**WHAT YOU NEED TO DO:** Please give the count of lines holding the string "organizations" and nothing besides.

**EXTRACTED DATA:**
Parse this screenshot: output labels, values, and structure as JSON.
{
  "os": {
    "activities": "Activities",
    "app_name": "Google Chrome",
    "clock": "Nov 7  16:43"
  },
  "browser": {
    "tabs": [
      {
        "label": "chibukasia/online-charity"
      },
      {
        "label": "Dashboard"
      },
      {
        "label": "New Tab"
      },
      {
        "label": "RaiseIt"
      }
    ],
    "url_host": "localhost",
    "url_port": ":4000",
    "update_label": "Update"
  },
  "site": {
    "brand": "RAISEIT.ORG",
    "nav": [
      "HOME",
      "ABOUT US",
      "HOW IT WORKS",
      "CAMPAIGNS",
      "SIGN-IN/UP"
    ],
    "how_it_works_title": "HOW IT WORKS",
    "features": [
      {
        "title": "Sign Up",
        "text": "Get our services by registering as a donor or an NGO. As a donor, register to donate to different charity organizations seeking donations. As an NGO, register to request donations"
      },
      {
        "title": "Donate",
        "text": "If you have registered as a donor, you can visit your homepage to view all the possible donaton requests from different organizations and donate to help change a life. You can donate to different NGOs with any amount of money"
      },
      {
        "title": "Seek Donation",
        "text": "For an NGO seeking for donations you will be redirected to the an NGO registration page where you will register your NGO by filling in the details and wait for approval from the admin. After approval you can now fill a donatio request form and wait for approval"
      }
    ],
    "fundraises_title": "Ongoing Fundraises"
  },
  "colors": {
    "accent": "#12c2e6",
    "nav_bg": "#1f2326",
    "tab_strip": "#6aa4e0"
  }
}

**WRITTEN ANSWER:** 2